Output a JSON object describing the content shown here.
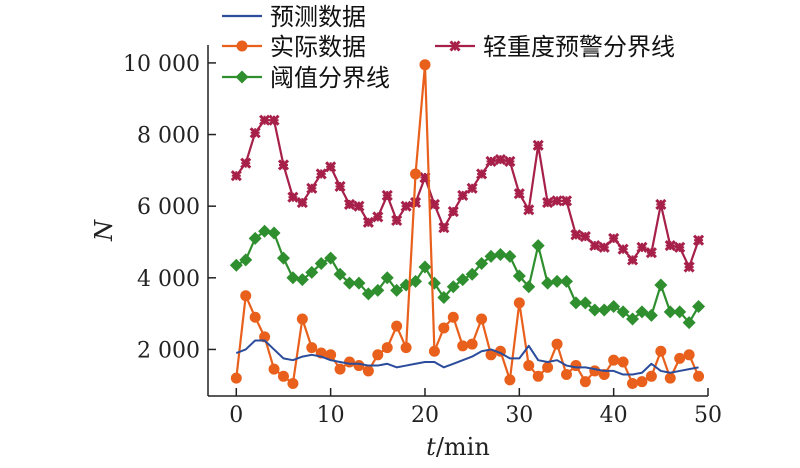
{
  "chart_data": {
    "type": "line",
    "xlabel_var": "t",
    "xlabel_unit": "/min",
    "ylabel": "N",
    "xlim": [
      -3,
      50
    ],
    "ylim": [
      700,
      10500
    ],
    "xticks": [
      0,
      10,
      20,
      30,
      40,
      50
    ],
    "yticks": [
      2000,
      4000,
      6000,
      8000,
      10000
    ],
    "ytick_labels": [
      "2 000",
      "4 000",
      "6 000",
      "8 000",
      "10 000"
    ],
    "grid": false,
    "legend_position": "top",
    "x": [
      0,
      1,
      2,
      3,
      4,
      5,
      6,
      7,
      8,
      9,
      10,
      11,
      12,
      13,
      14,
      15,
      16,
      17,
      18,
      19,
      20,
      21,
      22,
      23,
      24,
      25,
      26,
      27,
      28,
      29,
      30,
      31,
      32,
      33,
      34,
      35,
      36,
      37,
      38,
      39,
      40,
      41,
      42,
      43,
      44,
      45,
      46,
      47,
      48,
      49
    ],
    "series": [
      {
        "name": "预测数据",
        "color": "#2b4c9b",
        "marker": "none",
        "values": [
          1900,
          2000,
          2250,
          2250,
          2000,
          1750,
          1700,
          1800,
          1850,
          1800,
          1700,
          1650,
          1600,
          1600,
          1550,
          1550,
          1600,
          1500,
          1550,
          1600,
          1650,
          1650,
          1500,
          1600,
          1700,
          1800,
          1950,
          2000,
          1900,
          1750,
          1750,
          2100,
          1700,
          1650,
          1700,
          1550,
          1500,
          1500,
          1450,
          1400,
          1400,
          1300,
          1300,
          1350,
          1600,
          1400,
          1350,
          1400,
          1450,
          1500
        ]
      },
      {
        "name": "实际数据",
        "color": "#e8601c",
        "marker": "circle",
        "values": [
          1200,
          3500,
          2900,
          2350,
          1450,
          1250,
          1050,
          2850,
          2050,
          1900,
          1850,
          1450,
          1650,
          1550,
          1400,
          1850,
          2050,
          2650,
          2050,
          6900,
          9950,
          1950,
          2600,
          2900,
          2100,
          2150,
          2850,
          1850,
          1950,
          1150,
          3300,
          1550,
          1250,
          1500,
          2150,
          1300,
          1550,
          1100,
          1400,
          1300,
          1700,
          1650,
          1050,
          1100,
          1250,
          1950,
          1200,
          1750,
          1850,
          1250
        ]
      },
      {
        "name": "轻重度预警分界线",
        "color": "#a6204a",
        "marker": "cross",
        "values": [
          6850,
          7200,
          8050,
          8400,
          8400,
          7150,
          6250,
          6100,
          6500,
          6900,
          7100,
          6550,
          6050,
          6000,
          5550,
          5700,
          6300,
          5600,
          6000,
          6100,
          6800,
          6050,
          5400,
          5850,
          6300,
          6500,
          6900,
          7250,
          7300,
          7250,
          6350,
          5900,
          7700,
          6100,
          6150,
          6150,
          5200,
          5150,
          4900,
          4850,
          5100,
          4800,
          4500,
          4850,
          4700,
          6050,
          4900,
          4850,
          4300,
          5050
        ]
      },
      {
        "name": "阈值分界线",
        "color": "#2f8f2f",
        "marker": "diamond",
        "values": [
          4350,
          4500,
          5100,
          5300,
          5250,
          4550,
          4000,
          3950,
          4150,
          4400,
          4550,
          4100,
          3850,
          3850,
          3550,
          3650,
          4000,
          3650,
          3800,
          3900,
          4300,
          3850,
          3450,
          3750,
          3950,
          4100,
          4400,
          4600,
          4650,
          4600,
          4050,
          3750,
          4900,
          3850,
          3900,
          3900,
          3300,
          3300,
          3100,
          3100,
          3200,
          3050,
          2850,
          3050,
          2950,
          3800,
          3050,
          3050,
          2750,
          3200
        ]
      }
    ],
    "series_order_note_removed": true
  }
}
○ ○ ○ ○ ○ ○ ○
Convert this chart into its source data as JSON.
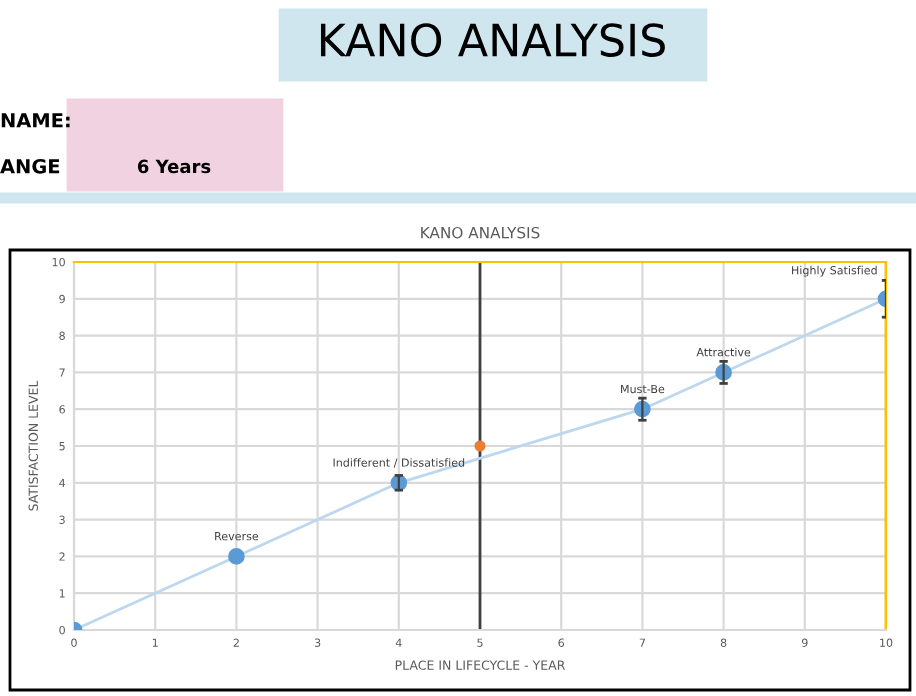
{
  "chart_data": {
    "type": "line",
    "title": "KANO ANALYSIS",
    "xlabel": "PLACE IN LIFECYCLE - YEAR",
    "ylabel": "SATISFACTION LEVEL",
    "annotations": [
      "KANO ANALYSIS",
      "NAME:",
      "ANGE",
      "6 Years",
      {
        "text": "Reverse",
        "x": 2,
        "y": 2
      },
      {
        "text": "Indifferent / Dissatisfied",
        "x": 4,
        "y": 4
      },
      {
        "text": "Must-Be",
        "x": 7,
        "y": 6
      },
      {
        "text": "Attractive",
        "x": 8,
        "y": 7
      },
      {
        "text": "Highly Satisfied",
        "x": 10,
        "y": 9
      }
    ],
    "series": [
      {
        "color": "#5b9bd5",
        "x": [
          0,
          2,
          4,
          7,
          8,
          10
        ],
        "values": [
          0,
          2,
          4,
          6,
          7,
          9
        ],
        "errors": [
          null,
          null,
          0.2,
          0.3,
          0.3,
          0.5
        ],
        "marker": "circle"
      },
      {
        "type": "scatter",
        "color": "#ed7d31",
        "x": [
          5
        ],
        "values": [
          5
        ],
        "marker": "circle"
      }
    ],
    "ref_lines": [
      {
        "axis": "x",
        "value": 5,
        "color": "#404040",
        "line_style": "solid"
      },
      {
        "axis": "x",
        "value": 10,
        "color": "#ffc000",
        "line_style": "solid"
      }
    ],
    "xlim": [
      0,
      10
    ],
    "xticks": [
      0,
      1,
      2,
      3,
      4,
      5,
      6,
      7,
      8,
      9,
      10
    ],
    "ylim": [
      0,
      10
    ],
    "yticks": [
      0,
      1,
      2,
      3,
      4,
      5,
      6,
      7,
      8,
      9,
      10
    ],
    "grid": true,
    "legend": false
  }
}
○ ○ ○ ○ ○ ○ ○
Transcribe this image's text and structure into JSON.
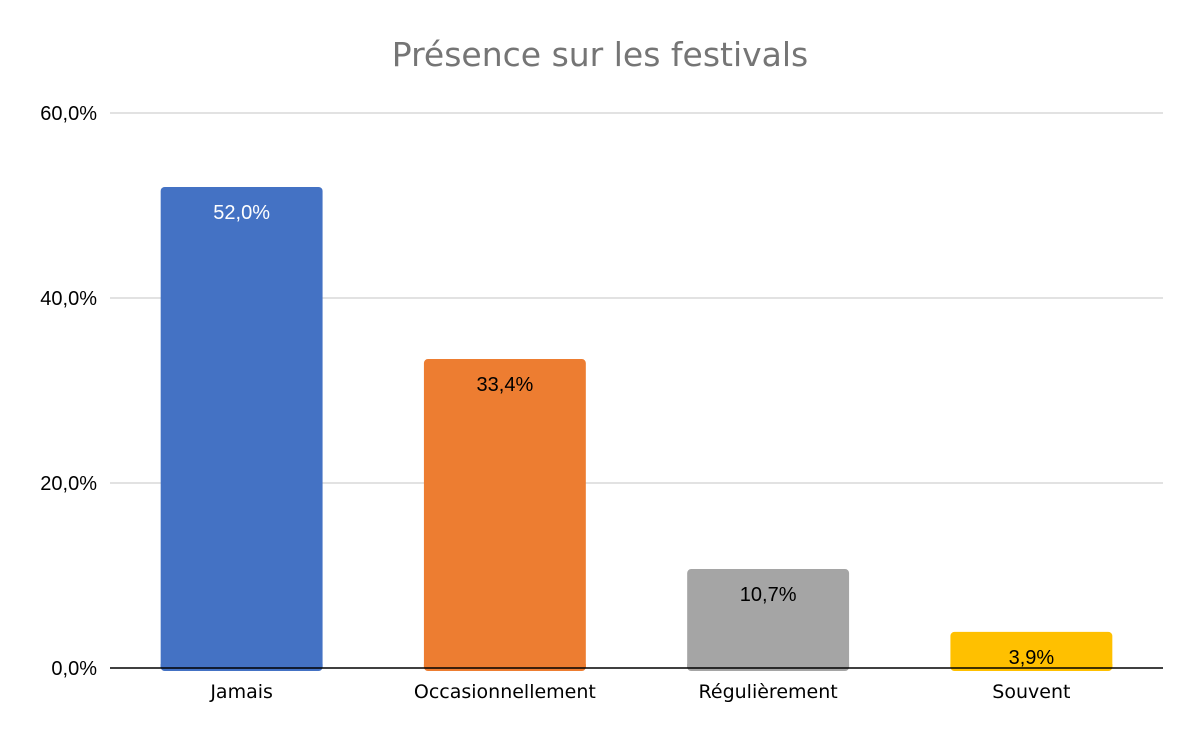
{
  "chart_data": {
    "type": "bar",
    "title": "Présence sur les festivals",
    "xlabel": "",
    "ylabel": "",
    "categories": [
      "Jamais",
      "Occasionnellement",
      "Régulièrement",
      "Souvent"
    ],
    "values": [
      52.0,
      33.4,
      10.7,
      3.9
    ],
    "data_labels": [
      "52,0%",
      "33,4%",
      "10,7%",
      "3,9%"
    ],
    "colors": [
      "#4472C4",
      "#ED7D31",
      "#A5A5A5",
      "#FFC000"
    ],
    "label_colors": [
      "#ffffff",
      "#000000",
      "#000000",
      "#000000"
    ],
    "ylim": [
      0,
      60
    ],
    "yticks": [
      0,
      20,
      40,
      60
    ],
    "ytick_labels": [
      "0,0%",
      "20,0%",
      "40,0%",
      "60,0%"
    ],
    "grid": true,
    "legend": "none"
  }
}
○ ○ ○ ○ ○ ○ ○
### [DIRECTIVE]
Locate the word "this" in the data above. Copy every line carrying it.

### [REPLY TO THE EXERCISE]
Convert this chart into its source data as JSON.
Transcribe this image's text and structure into JSON.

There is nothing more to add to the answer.